▸ Description of the task
Copy out each line that mentions the word "Ready".

·····

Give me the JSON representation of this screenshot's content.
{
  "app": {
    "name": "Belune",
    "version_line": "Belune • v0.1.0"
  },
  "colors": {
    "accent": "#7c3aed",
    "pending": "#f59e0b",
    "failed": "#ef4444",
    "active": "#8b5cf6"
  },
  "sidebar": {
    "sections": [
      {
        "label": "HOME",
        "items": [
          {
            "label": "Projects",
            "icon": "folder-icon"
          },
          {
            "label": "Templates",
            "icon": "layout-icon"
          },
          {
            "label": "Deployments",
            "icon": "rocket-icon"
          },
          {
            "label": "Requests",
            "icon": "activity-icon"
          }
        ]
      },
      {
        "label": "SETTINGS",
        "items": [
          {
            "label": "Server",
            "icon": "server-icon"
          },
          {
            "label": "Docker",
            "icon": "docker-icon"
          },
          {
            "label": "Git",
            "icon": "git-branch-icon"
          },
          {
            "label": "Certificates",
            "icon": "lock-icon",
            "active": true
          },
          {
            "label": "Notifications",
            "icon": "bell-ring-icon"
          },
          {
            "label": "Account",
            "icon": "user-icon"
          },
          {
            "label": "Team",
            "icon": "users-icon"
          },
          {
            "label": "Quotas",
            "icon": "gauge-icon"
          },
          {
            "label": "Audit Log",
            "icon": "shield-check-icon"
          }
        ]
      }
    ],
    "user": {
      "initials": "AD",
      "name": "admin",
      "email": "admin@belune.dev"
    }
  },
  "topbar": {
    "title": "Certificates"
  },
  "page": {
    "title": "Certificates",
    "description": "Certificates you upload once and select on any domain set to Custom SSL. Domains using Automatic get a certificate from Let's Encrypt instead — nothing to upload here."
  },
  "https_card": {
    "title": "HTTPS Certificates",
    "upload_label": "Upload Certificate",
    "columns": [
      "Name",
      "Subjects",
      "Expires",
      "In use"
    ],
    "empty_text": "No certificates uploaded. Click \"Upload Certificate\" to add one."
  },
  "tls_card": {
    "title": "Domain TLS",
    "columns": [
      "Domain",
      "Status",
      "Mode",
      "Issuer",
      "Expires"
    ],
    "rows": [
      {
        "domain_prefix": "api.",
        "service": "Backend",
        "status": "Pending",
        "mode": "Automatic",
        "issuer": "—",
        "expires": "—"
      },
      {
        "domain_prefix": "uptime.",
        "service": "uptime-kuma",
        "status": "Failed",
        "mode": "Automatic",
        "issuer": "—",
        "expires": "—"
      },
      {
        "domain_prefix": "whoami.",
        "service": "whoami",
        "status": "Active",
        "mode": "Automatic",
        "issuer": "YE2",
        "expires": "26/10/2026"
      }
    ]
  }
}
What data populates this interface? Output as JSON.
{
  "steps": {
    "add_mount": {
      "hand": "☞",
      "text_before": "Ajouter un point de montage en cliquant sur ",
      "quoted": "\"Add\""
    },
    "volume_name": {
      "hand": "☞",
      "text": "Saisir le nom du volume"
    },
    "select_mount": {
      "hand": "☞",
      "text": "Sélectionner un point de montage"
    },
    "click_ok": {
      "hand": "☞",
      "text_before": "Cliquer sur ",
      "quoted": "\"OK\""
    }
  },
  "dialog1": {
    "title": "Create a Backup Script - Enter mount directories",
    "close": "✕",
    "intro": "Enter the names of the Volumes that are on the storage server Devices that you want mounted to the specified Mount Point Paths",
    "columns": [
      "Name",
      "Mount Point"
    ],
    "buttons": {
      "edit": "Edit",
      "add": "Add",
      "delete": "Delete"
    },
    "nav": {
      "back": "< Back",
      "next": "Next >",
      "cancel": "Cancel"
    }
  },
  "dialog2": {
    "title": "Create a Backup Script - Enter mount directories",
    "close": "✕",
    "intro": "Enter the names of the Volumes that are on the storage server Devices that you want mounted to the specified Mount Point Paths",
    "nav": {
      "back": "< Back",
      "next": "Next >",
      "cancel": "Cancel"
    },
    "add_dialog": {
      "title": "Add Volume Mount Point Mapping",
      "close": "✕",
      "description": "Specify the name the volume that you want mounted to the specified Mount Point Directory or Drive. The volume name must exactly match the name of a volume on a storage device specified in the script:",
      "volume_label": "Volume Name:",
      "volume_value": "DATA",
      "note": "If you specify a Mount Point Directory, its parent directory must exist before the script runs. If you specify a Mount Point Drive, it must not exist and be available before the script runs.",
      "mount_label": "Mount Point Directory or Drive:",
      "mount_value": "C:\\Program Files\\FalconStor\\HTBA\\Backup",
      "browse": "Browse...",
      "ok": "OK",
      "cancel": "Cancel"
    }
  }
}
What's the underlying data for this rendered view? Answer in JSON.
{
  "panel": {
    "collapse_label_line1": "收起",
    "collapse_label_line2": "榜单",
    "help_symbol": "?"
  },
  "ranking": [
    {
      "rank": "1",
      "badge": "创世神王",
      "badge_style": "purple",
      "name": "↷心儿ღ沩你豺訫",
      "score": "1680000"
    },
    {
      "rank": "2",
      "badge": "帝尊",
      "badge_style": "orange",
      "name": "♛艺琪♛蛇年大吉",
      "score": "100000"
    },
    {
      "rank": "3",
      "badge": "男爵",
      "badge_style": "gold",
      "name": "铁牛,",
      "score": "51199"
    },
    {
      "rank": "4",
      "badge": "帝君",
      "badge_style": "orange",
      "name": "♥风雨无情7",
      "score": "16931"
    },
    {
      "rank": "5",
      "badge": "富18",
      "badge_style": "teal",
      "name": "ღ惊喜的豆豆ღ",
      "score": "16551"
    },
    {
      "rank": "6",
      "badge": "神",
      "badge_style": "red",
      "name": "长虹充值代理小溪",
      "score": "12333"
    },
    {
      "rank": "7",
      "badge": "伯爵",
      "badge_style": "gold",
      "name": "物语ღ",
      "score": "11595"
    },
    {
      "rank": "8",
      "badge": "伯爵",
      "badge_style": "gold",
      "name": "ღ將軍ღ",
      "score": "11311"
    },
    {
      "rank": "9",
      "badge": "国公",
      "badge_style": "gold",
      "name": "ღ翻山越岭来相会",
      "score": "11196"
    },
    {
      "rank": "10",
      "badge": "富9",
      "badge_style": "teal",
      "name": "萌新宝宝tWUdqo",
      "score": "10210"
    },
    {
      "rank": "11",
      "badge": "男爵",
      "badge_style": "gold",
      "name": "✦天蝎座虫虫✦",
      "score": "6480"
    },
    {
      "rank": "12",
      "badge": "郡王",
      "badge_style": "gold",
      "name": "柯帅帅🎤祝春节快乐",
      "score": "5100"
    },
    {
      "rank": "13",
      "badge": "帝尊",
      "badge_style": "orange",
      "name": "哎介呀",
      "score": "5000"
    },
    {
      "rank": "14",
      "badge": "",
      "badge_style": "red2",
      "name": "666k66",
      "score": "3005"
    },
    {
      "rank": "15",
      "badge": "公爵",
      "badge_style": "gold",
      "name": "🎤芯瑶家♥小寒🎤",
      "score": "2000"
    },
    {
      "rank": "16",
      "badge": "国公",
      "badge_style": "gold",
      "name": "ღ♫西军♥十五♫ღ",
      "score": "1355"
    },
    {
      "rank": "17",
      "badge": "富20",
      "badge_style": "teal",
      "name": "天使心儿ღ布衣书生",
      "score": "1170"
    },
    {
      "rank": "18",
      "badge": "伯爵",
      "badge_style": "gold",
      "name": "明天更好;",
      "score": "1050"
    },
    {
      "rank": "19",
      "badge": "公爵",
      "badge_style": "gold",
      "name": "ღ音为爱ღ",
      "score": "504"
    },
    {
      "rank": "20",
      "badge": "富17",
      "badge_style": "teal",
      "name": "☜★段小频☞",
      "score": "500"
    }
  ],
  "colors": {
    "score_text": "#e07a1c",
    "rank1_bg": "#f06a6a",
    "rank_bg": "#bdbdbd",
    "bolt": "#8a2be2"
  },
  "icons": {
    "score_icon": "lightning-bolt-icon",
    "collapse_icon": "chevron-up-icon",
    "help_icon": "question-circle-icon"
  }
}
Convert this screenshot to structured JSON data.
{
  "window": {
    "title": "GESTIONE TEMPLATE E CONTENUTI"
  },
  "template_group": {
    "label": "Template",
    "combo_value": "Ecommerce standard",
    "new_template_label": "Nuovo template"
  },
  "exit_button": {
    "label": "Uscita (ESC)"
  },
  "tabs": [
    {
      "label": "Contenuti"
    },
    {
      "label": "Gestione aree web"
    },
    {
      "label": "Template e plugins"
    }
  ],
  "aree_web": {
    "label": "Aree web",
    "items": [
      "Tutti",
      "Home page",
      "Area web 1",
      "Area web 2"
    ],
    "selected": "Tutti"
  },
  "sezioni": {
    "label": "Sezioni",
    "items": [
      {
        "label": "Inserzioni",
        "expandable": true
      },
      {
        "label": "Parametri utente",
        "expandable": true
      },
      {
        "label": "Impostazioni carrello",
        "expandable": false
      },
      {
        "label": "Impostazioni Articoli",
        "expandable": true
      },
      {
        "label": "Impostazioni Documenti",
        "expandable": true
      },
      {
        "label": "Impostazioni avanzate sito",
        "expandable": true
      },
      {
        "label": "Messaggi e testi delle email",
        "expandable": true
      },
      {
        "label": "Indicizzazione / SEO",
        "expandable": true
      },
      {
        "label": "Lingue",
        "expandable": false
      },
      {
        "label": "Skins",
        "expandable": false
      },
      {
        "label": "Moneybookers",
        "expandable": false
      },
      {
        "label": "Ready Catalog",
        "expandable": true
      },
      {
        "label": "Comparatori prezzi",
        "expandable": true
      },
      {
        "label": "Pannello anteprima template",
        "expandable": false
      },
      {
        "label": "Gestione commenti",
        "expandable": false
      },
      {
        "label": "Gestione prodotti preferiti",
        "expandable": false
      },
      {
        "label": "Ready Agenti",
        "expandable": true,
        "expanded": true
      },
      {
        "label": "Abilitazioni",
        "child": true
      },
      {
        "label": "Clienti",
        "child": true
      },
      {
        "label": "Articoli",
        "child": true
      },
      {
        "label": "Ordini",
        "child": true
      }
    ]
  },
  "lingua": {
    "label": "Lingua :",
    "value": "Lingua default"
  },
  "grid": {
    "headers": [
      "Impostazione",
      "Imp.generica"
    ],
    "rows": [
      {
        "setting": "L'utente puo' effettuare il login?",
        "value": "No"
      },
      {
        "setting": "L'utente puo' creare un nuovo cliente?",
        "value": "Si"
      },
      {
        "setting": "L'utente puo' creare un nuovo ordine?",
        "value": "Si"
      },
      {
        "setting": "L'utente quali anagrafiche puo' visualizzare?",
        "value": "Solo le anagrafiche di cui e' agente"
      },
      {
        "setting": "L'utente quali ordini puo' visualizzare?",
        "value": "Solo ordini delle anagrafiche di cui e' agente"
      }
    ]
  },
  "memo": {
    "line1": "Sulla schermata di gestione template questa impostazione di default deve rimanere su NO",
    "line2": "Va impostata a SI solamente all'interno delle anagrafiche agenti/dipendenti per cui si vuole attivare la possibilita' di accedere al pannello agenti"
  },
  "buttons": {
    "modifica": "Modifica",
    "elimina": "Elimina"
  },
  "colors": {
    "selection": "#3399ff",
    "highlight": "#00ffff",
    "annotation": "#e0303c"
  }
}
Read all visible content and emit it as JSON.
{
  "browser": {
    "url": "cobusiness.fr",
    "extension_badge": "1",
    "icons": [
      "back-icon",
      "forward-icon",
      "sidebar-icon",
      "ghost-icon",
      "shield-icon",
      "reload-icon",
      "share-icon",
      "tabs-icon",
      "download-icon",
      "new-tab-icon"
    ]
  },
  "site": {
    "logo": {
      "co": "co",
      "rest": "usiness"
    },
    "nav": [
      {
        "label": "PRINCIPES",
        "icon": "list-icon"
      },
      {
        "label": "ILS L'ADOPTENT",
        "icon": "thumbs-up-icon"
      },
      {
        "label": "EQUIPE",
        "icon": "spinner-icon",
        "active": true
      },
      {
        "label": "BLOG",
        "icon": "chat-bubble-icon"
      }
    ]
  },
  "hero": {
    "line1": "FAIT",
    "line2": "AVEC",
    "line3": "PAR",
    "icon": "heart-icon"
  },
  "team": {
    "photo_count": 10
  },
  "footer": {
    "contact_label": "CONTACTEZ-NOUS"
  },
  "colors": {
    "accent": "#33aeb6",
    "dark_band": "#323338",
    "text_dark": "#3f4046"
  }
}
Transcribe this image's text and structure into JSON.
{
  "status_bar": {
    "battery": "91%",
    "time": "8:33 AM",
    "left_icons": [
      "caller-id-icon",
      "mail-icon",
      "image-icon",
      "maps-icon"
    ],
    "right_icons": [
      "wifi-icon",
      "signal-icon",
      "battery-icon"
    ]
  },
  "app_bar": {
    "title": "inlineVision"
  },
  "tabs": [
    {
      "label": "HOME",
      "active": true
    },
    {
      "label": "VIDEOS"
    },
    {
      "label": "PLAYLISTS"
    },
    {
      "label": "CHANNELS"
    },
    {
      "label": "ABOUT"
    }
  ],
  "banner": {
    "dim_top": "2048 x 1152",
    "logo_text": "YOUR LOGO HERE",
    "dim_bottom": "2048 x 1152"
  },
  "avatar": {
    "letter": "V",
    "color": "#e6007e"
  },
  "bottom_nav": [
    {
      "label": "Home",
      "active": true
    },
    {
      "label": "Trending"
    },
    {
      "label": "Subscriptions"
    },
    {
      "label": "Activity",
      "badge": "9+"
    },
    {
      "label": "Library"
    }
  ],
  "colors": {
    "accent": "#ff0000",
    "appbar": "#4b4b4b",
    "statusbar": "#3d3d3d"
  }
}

·····

▸ The completed task
        "label": "Ready Catalog",
        "label": "Ready Agenti",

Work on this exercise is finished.